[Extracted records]
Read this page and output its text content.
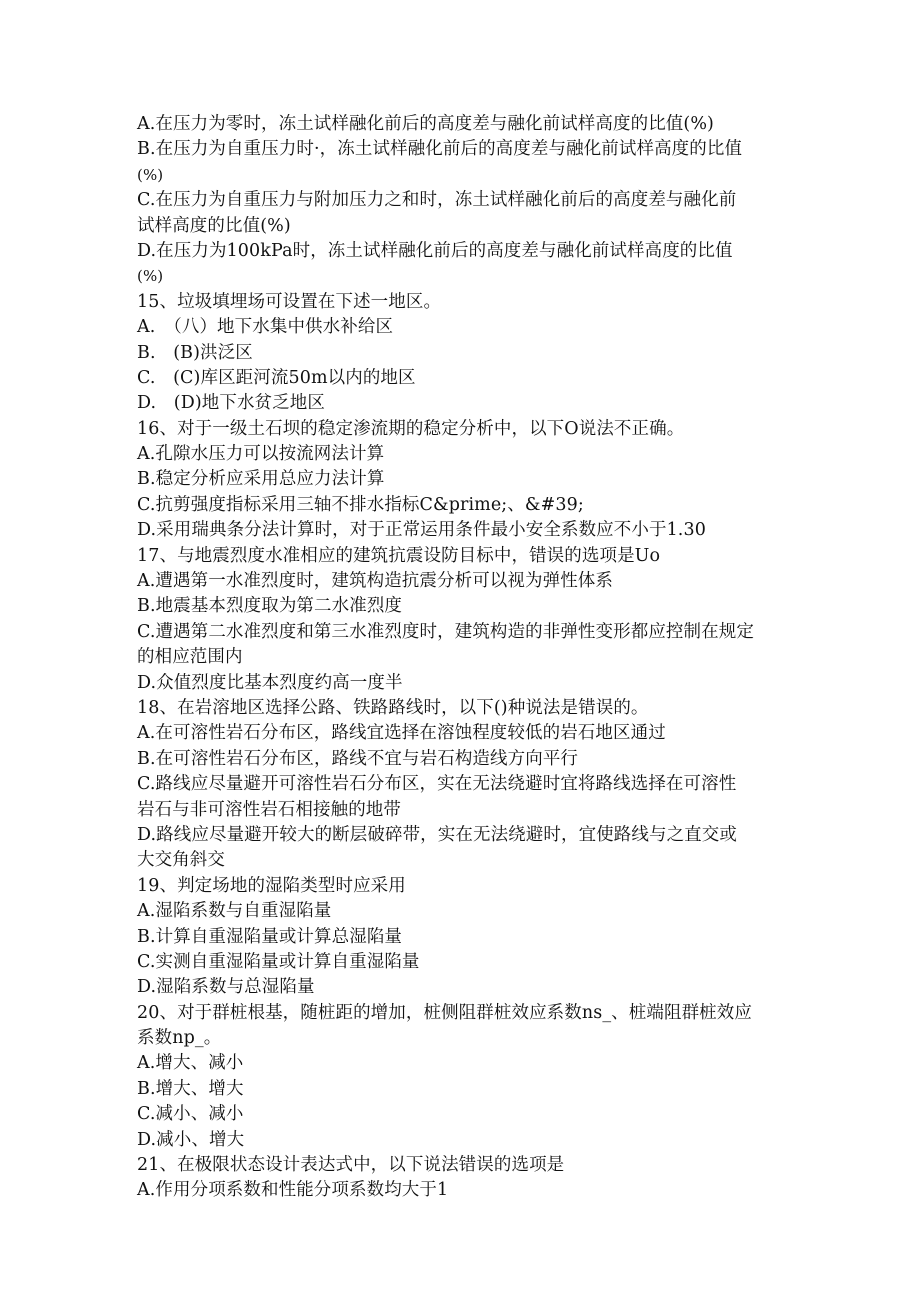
A.在压力为零时，冻土试样融化前后的高度差与融化前试样高度的比值(%)
B.在压力为自重压力时·，冻土试样融化前后的高度差与融化前试样高度的比值
(%)
C.在压力为自重压力与附加压力之和时，冻土试样融化前后的高度差与融化前
试样高度的比值(%)
D.在压力为100kPa时，冻土试样融化前后的高度差与融化前试样高度的比值
(%)
15、垃圾填埋场可设置在下述一地区。
A.　（八）地下水集中供水补给区
B.　(B)洪泛区
C.　(C)库区距河流50m以内的地区
D.　(D)地下水贫乏地区
16、对于一级土石坝的稳定渗流期的稳定分析中，以下O说法不正确。
A.孔隙水压力可以按流网法计算
B.稳定分析应采用总应力法计算
C.抗剪强度指标采用三轴不排水指标C&prime;、&#39;
D.采用瑞典条分法计算时，对于正常运用条件最小安全系数应不小于1.30
17、与地震烈度水准相应的建筑抗震设防目标中，错误的选项是Uo
A.遭遇第一水准烈度时，建筑构造抗震分析可以视为弹性体系
B.地震基本烈度取为第二水准烈度
C.遭遇第二水准烈度和第三水准烈度时，建筑构造的非弹性变形都应控制在规定
的相应范围内
D.众值烈度比基本烈度约高一度半
18、在岩溶地区选择公路、铁路路线时，以下()种说法是错误的。
A.在可溶性岩石分布区，路线宜选择在溶蚀程度较低的岩石地区通过
B.在可溶性岩石分布区，路线不宜与岩石构造线方向平行
C.路线应尽量避开可溶性岩石分布区，实在无法绕避时宜将路线选择在可溶性
岩石与非可溶性岩石相接触的地带
D.路线应尽量避开较大的断层破碎带，实在无法绕避时，宜使路线与之直交或
大交角斜交
19、判定场地的湿陷类型时应采用
A.湿陷系数与自重湿陷量
B.计算自重湿陷量或计算总湿陷量
C.实测自重湿陷量或计算自重湿陷量
D.湿陷系数与总湿陷量
20、对于群桩根基，随桩距的增加，桩侧阻群桩效应系数ns_、桩端阻群桩效应
系数np_。
A.增大、减小
B.增大、增大
C.减小、减小
D.减小、增大
21、在极限状态设计表达式中，以下说法错误的选项是
A.作用分项系数和性能分项系数均大于1
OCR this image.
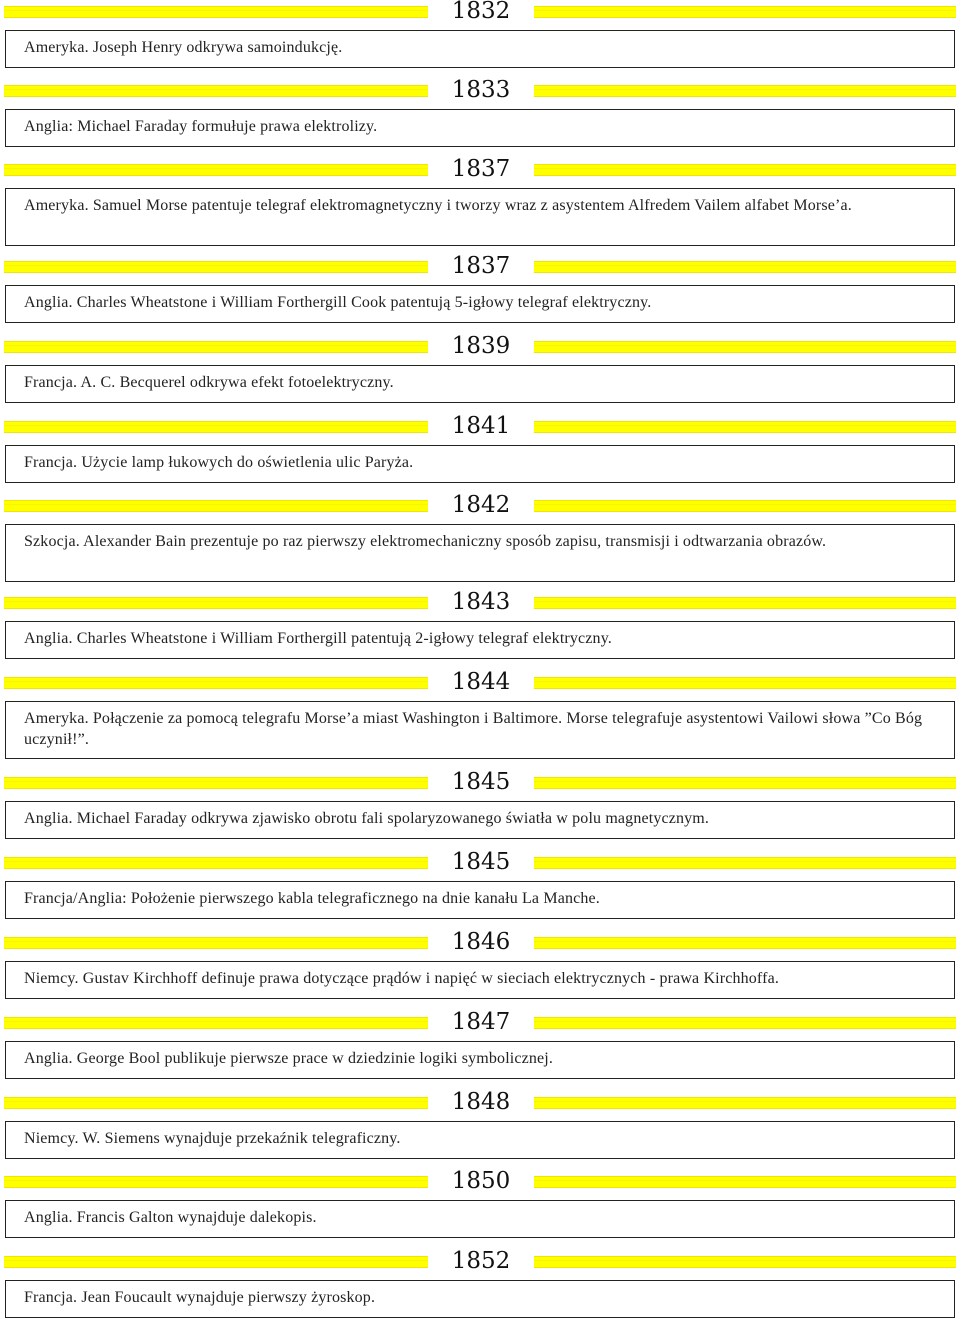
1832
Ameryka. Joseph Henry odkrywa samoindukcję.
1833
Anglia: Michael Faraday formułuje prawa elektrolizy.
1837
Ameryka. Samuel Morse patentuje telegraf elektromagnetyczny i tworzy wraz z asystentem Alfredem Vailem alfabet Morse’a.
1837
Anglia. Charles Wheatstone i William Forthergill Cook patentują 5-igłowy telegraf elektryczny.
1839
Francja. A. C. Becquerel odkrywa efekt fotoelektryczny.
1841
Francja. Użycie lamp łukowych do oświetlenia ulic Paryża.
1842
Szkocja. Alexander Bain prezentuje po raz pierwszy elektromechaniczny sposób zapisu, transmisji i odtwarzania obrazów.
1843
Anglia. Charles Wheatstone i William Forthergill patentują 2-igłowy telegraf elektryczny.
1844
Ameryka. Połączenie za pomocą telegrafu Morse’a miast Washington i Baltimore. Morse telegrafuje asystentowi Vailowi słowa ”Co Bóg uczynił!”.
1845
Anglia. Michael Faraday odkrywa zjawisko obrotu fali spolaryzowanego światła w polu magnetycznym.
1845
Francja/Anglia: Położenie pierwszego kabla telegraficznego na dnie kanału La Manche.
1846
Niemcy. Gustav Kirchhoff definuje prawa dotyczące prądów i napięć w sieciach elektrycznych - prawa Kirchhoffa.
1847
Anglia. George Bool publikuje pierwsze prace w dziedzinie logiki symbolicznej.
1848
Niemcy. W. Siemens wynajduje przekaźnik telegraficzny.
1850
Anglia. Francis Galton wynajduje dalekopis.
1852
Francja. Jean Foucault wynajduje pierwszy żyroskop.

• _TASK TO COMPLETE_
Output all of the entries verbatim, leaving out any images.

• _OUTPUT BELOW_
Read this page and output its text content.
A.在压力为零时，冻土试样融化前后的高度差与融化前试样高度的比值(%)
B.在压力为自重压力时·，冻土试样融化前后的高度差与融化前试样高度的比值
(%)
C.在压力为自重压力与附加压力之和时，冻土试样融化前后的高度差与融化前
试样高度的比值(%)
D.在压力为100kPa时，冻土试样融化前后的高度差与融化前试样高度的比值
(%)
15、垃圾填埋场可设置在下述一地区。
A.　（八）地下水集中供水补给区
B.　(B)洪泛区
C.　(C)库区距河流50m以内的地区
D.　(D)地下水贫乏地区
16、对于一级土石坝的稳定渗流期的稳定分析中，以下O说法不正确。
A.孔隙水压力可以按流网法计算
B.稳定分析应采用总应力法计算
C.抗剪强度指标采用三轴不排水指标C&prime;、&#39;
D.采用瑞典条分法计算时，对于正常运用条件最小安全系数应不小于1.30
17、与地震烈度水准相应的建筑抗震设防目标中，错误的选项是Uo
A.遭遇第一水准烈度时，建筑构造抗震分析可以视为弹性体系
B.地震基本烈度取为第二水准烈度
C.遭遇第二水准烈度和第三水准烈度时，建筑构造的非弹性变形都应控制在规定
的相应范围内
D.众值烈度比基本烈度约高一度半
18、在岩溶地区选择公路、铁路路线时，以下()种说法是错误的。
A.在可溶性岩石分布区，路线宜选择在溶蚀程度较低的岩石地区通过
B.在可溶性岩石分布区，路线不宜与岩石构造线方向平行
C.路线应尽量避开可溶性岩石分布区，实在无法绕避时宜将路线选择在可溶性
岩石与非可溶性岩石相接触的地带
D.路线应尽量避开较大的断层破碎带，实在无法绕避时，宜使路线与之直交或
大交角斜交
19、判定场地的湿陷类型时应采用
A.湿陷系数与自重湿陷量
B.计算自重湿陷量或计算总湿陷量
C.实测自重湿陷量或计算自重湿陷量
D.湿陷系数与总湿陷量
20、对于群桩根基，随桩距的增加，桩侧阻群桩效应系数ns_、桩端阻群桩效应
系数np_。
A.增大、减小
B.增大、增大
C.减小、减小
D.减小、增大
21、在极限状态设计表达式中，以下说法错误的选项是
A.作用分项系数和性能分项系数均大于1
OCR this image.
1832
Ameryka. Joseph Henry odkrywa samoindukcję.
1833
Anglia: Michael Faraday formułuje prawa elektrolizy.
1837
Ameryka. Samuel Morse patentuje telegraf elektromagnetyczny i tworzy wraz z asystentem Alfredem Vailem alfabet Morse’a.
1837
Anglia. Charles Wheatstone i William Forthergill Cook patentują 5-igłowy telegraf elektryczny.
1839
Francja. A. C. Becquerel odkrywa efekt fotoelektryczny.
1841
Francja. Użycie lamp łukowych do oświetlenia ulic Paryża.
1842
Szkocja. Alexander Bain prezentuje po raz pierwszy elektromechaniczny sposób zapisu, transmisji i odtwarzania obrazów.
1843
Anglia. Charles Wheatstone i William Forthergill patentują 2-igłowy telegraf elektryczny.
1844
Ameryka. Połączenie za pomocą telegrafu Morse’a miast Washington i Baltimore. Morse telegrafuje asystentowi Vailowi słowa ”Co Bóg uczynił!”.
1845
Anglia. Michael Faraday odkrywa zjawisko obrotu fali spolaryzowanego światła w polu magnetycznym.
1845
Francja/Anglia: Położenie pierwszego kabla telegraficznego na dnie kanału La Manche.
1846
Niemcy. Gustav Kirchhoff definuje prawa dotyczące prądów i napięć w sieciach elektrycznych - prawa Kirchhoffa.
1847
Anglia. George Bool publikuje pierwsze prace w dziedzinie logiki symbolicznej.
1848
Niemcy. W. Siemens wynajduje przekaźnik telegraficzny.
1850
Anglia. Francis Galton wynajduje dalekopis.
1852
Francja. Jean Foucault wynajduje pierwszy żyroskop.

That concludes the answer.